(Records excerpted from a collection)
============

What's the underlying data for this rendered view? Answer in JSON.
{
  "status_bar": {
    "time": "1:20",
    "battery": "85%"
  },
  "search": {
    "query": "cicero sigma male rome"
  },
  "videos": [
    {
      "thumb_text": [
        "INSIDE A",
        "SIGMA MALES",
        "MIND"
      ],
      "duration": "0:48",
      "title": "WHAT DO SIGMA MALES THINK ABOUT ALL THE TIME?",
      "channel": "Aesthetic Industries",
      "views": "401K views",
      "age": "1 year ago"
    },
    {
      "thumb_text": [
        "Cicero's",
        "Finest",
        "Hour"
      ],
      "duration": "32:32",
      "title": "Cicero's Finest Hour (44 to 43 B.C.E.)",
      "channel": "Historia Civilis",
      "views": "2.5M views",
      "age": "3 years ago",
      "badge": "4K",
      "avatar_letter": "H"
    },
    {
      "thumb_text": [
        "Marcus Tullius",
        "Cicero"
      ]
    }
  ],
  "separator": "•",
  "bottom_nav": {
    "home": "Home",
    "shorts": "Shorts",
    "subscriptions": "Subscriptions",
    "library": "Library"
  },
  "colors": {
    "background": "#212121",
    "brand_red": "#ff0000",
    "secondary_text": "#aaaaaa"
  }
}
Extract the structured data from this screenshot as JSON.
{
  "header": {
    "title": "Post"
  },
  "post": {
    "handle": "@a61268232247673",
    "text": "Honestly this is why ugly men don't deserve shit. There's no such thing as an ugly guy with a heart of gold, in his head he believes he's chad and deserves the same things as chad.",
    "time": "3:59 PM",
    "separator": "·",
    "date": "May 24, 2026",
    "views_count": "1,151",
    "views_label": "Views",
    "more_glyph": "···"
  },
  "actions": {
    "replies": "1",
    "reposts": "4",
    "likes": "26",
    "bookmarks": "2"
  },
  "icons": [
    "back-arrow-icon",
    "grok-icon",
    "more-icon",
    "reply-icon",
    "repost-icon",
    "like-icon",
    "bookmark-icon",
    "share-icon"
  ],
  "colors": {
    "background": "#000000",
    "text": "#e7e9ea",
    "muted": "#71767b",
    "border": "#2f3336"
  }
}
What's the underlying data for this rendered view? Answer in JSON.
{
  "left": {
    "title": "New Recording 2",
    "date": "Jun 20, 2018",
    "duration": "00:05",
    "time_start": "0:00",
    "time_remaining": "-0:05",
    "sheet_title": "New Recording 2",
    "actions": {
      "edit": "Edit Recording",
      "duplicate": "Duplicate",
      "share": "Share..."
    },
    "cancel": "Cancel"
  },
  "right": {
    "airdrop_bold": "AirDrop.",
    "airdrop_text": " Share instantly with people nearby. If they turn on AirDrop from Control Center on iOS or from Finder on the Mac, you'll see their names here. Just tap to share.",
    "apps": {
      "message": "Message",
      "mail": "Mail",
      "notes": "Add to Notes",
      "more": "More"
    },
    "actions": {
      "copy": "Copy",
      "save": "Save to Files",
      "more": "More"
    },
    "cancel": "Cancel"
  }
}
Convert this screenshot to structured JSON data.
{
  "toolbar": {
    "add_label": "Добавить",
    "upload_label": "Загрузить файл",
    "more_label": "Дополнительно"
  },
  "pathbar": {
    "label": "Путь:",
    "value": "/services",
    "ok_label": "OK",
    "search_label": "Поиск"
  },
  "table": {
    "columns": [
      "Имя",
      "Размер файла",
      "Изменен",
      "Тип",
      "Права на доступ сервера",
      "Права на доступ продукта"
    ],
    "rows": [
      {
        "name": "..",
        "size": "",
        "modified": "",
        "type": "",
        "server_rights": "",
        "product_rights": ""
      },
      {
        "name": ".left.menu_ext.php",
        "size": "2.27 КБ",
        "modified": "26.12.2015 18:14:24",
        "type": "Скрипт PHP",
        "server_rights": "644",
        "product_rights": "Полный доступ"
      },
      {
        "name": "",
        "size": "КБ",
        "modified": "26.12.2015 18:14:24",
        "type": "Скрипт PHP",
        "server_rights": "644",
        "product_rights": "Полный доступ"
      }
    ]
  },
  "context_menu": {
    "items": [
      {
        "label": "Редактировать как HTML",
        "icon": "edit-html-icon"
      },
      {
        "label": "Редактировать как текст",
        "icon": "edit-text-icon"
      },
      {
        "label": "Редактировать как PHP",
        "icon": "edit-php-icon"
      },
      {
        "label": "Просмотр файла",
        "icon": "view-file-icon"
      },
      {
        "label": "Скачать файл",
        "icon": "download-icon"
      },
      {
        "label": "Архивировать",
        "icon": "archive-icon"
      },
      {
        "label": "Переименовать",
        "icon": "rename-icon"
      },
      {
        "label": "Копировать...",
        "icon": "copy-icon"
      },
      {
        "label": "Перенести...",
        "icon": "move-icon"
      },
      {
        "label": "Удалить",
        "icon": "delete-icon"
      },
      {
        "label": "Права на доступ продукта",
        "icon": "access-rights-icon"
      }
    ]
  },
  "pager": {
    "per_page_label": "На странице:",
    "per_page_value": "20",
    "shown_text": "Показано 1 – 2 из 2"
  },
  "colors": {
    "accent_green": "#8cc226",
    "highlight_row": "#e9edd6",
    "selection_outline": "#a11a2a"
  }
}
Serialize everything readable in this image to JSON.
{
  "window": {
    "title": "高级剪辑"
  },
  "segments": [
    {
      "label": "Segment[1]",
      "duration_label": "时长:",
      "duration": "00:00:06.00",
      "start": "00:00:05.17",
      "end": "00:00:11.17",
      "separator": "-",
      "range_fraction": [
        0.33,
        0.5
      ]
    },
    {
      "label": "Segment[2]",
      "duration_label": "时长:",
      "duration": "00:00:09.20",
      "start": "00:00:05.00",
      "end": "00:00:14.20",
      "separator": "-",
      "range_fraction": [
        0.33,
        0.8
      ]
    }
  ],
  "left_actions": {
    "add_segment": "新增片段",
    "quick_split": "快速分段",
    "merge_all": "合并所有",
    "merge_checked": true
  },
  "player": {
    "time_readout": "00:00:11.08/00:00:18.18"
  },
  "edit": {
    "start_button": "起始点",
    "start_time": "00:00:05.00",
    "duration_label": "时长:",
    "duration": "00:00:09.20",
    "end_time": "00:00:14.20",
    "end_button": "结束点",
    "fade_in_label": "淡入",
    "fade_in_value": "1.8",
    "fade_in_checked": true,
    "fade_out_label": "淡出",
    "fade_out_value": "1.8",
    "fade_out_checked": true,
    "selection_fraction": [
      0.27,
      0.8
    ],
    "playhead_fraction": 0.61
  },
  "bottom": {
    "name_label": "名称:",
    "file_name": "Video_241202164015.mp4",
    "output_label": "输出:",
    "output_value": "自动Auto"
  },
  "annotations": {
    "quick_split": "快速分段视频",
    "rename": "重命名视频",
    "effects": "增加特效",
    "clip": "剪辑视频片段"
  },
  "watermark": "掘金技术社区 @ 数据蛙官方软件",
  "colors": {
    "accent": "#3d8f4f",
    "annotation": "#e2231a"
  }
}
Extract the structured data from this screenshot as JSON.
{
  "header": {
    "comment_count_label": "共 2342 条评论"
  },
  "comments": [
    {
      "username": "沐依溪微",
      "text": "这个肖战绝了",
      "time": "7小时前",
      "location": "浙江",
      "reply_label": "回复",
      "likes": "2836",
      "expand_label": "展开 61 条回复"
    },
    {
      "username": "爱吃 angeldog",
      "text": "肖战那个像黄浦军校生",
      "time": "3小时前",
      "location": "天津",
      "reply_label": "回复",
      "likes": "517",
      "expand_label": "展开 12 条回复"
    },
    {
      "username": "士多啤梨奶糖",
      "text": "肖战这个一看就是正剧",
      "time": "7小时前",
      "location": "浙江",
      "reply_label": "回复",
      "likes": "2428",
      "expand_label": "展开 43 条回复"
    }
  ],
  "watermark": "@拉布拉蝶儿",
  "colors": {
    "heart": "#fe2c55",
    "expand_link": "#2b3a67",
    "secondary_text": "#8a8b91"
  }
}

============

Using the data above, say how many lines include "with". No other reply is needed.

2